Directions: List every line in this data where the string "dịch" occurs.

Supplied data:
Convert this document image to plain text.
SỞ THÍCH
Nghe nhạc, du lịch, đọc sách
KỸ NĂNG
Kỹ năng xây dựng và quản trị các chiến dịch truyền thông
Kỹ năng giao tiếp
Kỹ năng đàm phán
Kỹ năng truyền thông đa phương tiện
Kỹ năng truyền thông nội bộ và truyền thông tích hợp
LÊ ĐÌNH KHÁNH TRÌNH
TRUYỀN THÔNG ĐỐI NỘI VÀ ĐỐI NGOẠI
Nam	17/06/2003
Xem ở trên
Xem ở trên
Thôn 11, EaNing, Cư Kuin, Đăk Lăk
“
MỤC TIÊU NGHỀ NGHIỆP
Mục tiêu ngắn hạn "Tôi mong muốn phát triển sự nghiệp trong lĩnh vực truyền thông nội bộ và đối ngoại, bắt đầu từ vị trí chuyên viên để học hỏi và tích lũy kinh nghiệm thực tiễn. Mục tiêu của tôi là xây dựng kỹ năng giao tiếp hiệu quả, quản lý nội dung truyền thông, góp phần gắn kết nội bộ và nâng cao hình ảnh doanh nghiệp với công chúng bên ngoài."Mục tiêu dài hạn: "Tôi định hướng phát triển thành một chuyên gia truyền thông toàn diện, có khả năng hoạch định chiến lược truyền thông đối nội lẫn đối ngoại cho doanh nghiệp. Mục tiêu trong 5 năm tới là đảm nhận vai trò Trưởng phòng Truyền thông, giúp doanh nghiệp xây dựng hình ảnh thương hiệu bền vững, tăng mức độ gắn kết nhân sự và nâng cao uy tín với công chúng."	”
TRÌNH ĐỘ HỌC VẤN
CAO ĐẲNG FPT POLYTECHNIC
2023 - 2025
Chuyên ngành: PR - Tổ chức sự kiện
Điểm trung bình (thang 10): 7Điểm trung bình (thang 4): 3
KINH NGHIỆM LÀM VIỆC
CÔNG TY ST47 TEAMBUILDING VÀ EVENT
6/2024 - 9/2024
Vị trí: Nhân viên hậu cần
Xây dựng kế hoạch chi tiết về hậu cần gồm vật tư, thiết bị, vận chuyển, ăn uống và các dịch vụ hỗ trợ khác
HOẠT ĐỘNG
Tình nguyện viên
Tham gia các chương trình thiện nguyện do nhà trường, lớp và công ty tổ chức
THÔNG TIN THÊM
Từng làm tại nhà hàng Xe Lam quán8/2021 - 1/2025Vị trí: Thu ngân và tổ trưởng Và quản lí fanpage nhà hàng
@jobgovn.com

Response to this exercise:
Kỹ năng xây dựng và quản trị các chiến dịch truyền thông
Xây dựng kế hoạch chi tiết về hậu cần gồm vật tư, thiết bị, vận chuyển, ăn uống và các dịch vụ hỗ trợ khác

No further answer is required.